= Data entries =
--- begin ---

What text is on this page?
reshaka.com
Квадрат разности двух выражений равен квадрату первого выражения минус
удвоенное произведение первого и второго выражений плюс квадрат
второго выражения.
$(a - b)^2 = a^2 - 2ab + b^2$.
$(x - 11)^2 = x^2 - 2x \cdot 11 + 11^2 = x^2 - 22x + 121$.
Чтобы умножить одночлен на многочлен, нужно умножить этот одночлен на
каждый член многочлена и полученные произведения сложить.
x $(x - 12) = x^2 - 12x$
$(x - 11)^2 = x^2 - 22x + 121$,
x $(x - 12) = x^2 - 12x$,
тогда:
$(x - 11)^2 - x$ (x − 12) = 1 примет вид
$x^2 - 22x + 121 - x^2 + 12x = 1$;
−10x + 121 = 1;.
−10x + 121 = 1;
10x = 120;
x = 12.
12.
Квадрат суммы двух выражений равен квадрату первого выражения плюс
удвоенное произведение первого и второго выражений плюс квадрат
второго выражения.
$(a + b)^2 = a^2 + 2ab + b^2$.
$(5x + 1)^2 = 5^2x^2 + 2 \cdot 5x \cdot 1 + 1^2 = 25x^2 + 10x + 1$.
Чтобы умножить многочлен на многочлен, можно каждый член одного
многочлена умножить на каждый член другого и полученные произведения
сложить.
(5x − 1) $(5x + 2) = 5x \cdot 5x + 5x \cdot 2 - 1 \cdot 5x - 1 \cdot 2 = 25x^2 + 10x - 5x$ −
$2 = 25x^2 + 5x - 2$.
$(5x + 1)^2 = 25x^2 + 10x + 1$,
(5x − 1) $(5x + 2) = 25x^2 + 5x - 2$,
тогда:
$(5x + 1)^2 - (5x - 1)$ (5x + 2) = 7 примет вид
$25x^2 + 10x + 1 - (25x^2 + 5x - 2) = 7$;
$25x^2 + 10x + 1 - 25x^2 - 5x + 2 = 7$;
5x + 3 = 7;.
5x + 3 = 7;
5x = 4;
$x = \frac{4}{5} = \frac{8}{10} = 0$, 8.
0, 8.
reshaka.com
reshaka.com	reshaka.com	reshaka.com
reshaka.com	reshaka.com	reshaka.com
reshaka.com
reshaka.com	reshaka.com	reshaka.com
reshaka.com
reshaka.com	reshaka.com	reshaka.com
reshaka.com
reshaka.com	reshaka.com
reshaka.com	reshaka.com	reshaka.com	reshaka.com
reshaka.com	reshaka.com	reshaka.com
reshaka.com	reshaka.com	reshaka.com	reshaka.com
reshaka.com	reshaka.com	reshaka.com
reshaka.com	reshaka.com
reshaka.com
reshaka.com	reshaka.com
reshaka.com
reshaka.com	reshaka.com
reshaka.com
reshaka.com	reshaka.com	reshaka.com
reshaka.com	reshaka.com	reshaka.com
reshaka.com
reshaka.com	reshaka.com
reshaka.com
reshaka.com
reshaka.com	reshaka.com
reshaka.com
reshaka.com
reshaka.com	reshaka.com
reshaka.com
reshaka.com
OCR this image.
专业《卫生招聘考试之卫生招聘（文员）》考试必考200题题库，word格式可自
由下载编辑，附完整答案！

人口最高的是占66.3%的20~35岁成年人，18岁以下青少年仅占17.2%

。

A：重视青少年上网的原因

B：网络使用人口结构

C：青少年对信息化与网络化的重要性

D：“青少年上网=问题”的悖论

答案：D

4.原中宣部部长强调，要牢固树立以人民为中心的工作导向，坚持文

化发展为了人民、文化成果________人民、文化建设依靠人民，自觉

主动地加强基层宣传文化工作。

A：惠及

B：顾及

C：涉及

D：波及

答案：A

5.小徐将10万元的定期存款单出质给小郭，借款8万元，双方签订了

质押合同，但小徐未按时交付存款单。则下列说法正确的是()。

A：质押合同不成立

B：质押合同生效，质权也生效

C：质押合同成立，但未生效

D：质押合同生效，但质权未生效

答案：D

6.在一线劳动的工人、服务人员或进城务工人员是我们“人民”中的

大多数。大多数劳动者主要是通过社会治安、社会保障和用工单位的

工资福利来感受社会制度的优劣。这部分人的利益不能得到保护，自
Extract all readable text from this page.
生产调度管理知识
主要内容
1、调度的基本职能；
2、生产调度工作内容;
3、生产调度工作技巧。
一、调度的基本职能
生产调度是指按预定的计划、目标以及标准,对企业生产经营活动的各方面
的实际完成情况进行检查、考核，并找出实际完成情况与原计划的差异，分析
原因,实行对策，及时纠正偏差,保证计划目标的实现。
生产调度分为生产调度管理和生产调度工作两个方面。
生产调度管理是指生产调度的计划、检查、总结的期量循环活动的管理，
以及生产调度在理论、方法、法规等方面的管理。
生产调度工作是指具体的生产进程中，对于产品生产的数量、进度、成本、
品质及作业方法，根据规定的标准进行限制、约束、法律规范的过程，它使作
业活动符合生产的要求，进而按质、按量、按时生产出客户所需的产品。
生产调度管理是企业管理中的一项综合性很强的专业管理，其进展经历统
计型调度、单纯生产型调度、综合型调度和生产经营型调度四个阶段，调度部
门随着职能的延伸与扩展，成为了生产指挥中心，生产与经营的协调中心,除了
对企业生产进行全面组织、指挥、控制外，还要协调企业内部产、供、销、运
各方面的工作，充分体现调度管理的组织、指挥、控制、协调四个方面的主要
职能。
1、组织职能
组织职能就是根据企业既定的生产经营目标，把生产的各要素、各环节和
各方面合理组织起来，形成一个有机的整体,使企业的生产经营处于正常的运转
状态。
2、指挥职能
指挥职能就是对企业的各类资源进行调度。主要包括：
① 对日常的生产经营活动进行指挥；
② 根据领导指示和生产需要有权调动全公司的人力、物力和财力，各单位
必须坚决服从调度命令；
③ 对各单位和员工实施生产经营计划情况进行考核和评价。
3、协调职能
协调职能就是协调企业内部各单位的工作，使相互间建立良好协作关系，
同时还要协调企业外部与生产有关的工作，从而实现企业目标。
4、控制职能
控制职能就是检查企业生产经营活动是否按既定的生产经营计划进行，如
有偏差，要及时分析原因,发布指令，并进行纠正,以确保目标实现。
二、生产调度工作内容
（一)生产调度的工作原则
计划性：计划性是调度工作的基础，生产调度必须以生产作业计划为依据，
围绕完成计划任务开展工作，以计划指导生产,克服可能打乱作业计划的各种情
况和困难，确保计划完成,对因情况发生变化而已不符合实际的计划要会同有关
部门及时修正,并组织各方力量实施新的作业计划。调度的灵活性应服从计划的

--- end ---

Without changing a word, restate the whole listing.

= Full solution =
What text is on this page?
reshaka.com
Квадрат разности двух выражений равен квадрату первого выражения минус
удвоенное произведение первого и второго выражений плюс квадрат
второго выражения.
$(a - b)^2 = a^2 - 2ab + b^2$.
$(x - 11)^2 = x^2 - 2x \cdot 11 + 11^2 = x^2 - 22x + 121$.
Чтобы умножить одночлен на многочлен, нужно умножить этот одночлен на
каждый член многочлена и полученные произведения сложить.
x $(x - 12) = x^2 - 12x$
$(x - 11)^2 = x^2 - 22x + 121$,
x $(x - 12) = x^2 - 12x$,
тогда:
$(x - 11)^2 - x$ (x − 12) = 1 примет вид
$x^2 - 22x + 121 - x^2 + 12x = 1$;
−10x + 121 = 1;.
−10x + 121 = 1;
10x = 120;
x = 12.
12.
Квадрат суммы двух выражений равен квадрату первого выражения плюс
удвоенное произведение первого и второго выражений плюс квадрат
второго выражения.
$(a + b)^2 = a^2 + 2ab + b^2$.
$(5x + 1)^2 = 5^2x^2 + 2 \cdot 5x \cdot 1 + 1^2 = 25x^2 + 10x + 1$.
Чтобы умножить многочлен на многочлен, можно каждый член одного
многочлена умножить на каждый член другого и полученные произведения
сложить.
(5x − 1) $(5x + 2) = 5x \cdot 5x + 5x \cdot 2 - 1 \cdot 5x - 1 \cdot 2 = 25x^2 + 10x - 5x$ −
$2 = 25x^2 + 5x - 2$.
$(5x + 1)^2 = 25x^2 + 10x + 1$,
(5x − 1) $(5x + 2) = 25x^2 + 5x - 2$,
тогда:
$(5x + 1)^2 - (5x - 1)$ (5x + 2) = 7 примет вид
$25x^2 + 10x + 1 - (25x^2 + 5x - 2) = 7$;
$25x^2 + 10x + 1 - 25x^2 - 5x + 2 = 7$;
5x + 3 = 7;.
5x + 3 = 7;
5x = 4;
$x = \frac{4}{5} = \frac{8}{10} = 0$, 8.
0, 8.
reshaka.com
reshaka.com	reshaka.com	reshaka.com
reshaka.com	reshaka.com	reshaka.com
reshaka.com
reshaka.com	reshaka.com	reshaka.com
reshaka.com
reshaka.com	reshaka.com	reshaka.com
reshaka.com
reshaka.com	reshaka.com
reshaka.com	reshaka.com	reshaka.com	reshaka.com
reshaka.com	reshaka.com	reshaka.com
reshaka.com	reshaka.com	reshaka.com	reshaka.com
reshaka.com	reshaka.com	reshaka.com
reshaka.com	reshaka.com
reshaka.com
reshaka.com	reshaka.com
reshaka.com
reshaka.com	reshaka.com
reshaka.com
reshaka.com	reshaka.com	reshaka.com
reshaka.com	reshaka.com	reshaka.com
reshaka.com
reshaka.com	reshaka.com
reshaka.com
reshaka.com
reshaka.com	reshaka.com
reshaka.com
reshaka.com
reshaka.com	reshaka.com
reshaka.com
reshaka.com
OCR this image.
专业《卫生招聘考试之卫生招聘（文员）》考试必考200题题库，word格式可自
由下载编辑，附完整答案！

人口最高的是占66.3%的20~35岁成年人，18岁以下青少年仅占17.2%

。

A：重视青少年上网的原因

B：网络使用人口结构

C：青少年对信息化与网络化的重要性

D：“青少年上网=问题”的悖论

答案：D

4.原中宣部部长强调，要牢固树立以人民为中心的工作导向，坚持文

化发展为了人民、文化成果________人民、文化建设依靠人民，自觉

主动地加强基层宣传文化工作。

A：惠及

B：顾及

C：涉及

D：波及

答案：A

5.小徐将10万元的定期存款单出质给小郭，借款8万元，双方签订了

质押合同，但小徐未按时交付存款单。则下列说法正确的是()。

A：质押合同不成立

B：质押合同生效，质权也生效

C：质押合同成立，但未生效

D：质押合同生效，但质权未生效

答案：D

6.在一线劳动的工人、服务人员或进城务工人员是我们“人民”中的

大多数。大多数劳动者主要是通过社会治安、社会保障和用工单位的

工资福利来感受社会制度的优劣。这部分人的利益不能得到保护，自
Extract all readable text from this page.
生产调度管理知识
主要内容
1、调度的基本职能；
2、生产调度工作内容;
3、生产调度工作技巧。
一、调度的基本职能
生产调度是指按预定的计划、目标以及标准,对企业生产经营活动的各方面
的实际完成情况进行检查、考核，并找出实际完成情况与原计划的差异，分析
原因,实行对策，及时纠正偏差,保证计划目标的实现。
生产调度分为生产调度管理和生产调度工作两个方面。
生产调度管理是指生产调度的计划、检查、总结的期量循环活动的管理，
以及生产调度在理论、方法、法规等方面的管理。
生产调度工作是指具体的生产进程中，对于产品生产的数量、进度、成本、
品质及作业方法，根据规定的标准进行限制、约束、法律规范的过程，它使作
业活动符合生产的要求，进而按质、按量、按时生产出客户所需的产品。
生产调度管理是企业管理中的一项综合性很强的专业管理，其进展经历统
计型调度、单纯生产型调度、综合型调度和生产经营型调度四个阶段，调度部
门随着职能的延伸与扩展，成为了生产指挥中心，生产与经营的协调中心,除了
对企业生产进行全面组织、指挥、控制外，还要协调企业内部产、供、销、运
各方面的工作，充分体现调度管理的组织、指挥、控制、协调四个方面的主要
职能。
1、组织职能
组织职能就是根据企业既定的生产经营目标，把生产的各要素、各环节和
各方面合理组织起来，形成一个有机的整体,使企业的生产经营处于正常的运转
状态。
2、指挥职能
指挥职能就是对企业的各类资源进行调度。主要包括：
① 对日常的生产经营活动进行指挥；
② 根据领导指示和生产需要有权调动全公司的人力、物力和财力，各单位
必须坚决服从调度命令；
③ 对各单位和员工实施生产经营计划情况进行考核和评价。
3、协调职能
协调职能就是协调企业内部各单位的工作，使相互间建立良好协作关系，
同时还要协调企业外部与生产有关的工作，从而实现企业目标。
4、控制职能
控制职能就是检查企业生产经营活动是否按既定的生产经营计划进行，如
有偏差，要及时分析原因,发布指令，并进行纠正,以确保目标实现。
二、生产调度工作内容
（一)生产调度的工作原则
计划性：计划性是调度工作的基础，生产调度必须以生产作业计划为依据，
围绕完成计划任务开展工作，以计划指导生产,克服可能打乱作业计划的各种情
况和困难，确保计划完成,对因情况发生变化而已不符合实际的计划要会同有关
部门及时修正,并组织各方力量实施新的作业计划。调度的灵活性应服从计划的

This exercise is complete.